§ **Task item**
Your answer must be the full set of records, repeated exactly.

§ **Recorded data**
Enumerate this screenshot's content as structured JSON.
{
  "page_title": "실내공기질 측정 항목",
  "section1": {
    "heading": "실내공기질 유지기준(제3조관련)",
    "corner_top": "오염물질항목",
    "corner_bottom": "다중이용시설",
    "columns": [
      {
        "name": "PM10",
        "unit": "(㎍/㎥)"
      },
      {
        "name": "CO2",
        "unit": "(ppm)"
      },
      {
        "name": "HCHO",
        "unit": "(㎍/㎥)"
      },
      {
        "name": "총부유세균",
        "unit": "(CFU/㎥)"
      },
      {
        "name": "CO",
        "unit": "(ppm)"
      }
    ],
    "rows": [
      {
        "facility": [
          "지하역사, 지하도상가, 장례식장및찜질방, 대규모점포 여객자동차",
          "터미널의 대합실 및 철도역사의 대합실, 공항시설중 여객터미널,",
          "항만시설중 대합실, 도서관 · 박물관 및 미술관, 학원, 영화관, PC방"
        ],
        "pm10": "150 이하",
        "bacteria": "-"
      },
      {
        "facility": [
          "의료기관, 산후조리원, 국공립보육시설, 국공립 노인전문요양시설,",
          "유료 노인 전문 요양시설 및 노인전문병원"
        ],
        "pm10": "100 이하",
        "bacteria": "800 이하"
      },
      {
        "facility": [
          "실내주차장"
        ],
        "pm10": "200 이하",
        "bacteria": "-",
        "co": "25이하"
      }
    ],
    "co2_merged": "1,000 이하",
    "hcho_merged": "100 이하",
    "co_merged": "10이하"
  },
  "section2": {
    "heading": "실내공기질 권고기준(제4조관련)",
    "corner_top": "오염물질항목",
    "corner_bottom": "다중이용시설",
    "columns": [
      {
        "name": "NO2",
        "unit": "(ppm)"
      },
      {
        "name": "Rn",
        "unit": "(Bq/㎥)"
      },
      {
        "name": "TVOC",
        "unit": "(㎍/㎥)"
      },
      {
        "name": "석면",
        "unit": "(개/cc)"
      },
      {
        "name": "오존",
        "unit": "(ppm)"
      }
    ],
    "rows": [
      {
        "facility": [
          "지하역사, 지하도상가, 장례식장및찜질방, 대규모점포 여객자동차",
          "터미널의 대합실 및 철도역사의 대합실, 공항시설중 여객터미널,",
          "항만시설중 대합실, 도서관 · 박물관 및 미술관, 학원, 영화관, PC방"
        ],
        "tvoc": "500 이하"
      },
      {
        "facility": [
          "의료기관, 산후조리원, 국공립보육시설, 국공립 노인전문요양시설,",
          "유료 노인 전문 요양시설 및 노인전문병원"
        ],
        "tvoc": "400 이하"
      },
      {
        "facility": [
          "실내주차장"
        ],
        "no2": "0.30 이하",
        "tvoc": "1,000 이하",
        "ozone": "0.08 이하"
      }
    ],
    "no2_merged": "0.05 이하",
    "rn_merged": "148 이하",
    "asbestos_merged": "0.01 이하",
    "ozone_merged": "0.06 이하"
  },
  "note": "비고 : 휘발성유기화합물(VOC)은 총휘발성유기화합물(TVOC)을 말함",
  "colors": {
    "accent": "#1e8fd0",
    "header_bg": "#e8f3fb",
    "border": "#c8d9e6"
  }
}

§ **Exercise result**
Enumerate this screenshot's content as structured JSON.
{
  "page_title": "실내공기질 측정 항목",
  "section1": {
    "heading": "실내공기질 유지기준(제3조관련)",
    "corner_top": "오염물질항목",
    "corner_bottom": "다중이용시설",
    "columns": [
      {
        "name": "PM10",
        "unit": "(㎍/㎥)"
      },
      {
        "name": "CO2",
        "unit": "(ppm)"
      },
      {
        "name": "HCHO",
        "unit": "(㎍/㎥)"
      },
      {
        "name": "총부유세균",
        "unit": "(CFU/㎥)"
      },
      {
        "name": "CO",
        "unit": "(ppm)"
      }
    ],
    "rows": [
      {
        "facility": [
          "지하역사, 지하도상가, 장례식장및찜질방, 대규모점포 여객자동차",
          "터미널의 대합실 및 철도역사의 대합실, 공항시설중 여객터미널,",
          "항만시설중 대합실, 도서관 · 박물관 및 미술관, 학원, 영화관, PC방"
        ],
        "pm10": "150 이하",
        "bacteria": "-"
      },
      {
        "facility": [
          "의료기관, 산후조리원, 국공립보육시설, 국공립 노인전문요양시설,",
          "유료 노인 전문 요양시설 및 노인전문병원"
        ],
        "pm10": "100 이하",
        "bacteria": "800 이하"
      },
      {
        "facility": [
          "실내주차장"
        ],
        "pm10": "200 이하",
        "bacteria": "-",
        "co": "25이하"
      }
    ],
    "co2_merged": "1,000 이하",
    "hcho_merged": "100 이하",
    "co_merged": "10이하"
  },
  "section2": {
    "heading": "실내공기질 권고기준(제4조관련)",
    "corner_top": "오염물질항목",
    "corner_bottom": "다중이용시설",
    "columns": [
      {
        "name": "NO2",
        "unit": "(ppm)"
      },
      {
        "name": "Rn",
        "unit": "(Bq/㎥)"
      },
      {
        "name": "TVOC",
        "unit": "(㎍/㎥)"
      },
      {
        "name": "석면",
        "unit": "(개/cc)"
      },
      {
        "name": "오존",
        "unit": "(ppm)"
      }
    ],
    "rows": [
      {
        "facility": [
          "지하역사, 지하도상가, 장례식장및찜질방, 대규모점포 여객자동차",
          "터미널의 대합실 및 철도역사의 대합실, 공항시설중 여객터미널,",
          "항만시설중 대합실, 도서관 · 박물관 및 미술관, 학원, 영화관, PC방"
        ],
        "tvoc": "500 이하"
      },
      {
        "facility": [
          "의료기관, 산후조리원, 국공립보육시설, 국공립 노인전문요양시설,",
          "유료 노인 전문 요양시설 및 노인전문병원"
        ],
        "tvoc": "400 이하"
      },
      {
        "facility": [
          "실내주차장"
        ],
        "no2": "0.30 이하",
        "tvoc": "1,000 이하",
        "ozone": "0.08 이하"
      }
    ],
    "no2_merged": "0.05 이하",
    "rn_merged": "148 이하",
    "asbestos_merged": "0.01 이하",
    "ozone_merged": "0.06 이하"
  },
  "note": "비고 : 휘발성유기화합물(VOC)은 총휘발성유기화합물(TVOC)을 말함",
  "colors": {
    "accent": "#1e8fd0",
    "header_bg": "#e8f3fb",
    "border": "#c8d9e6"
  }
}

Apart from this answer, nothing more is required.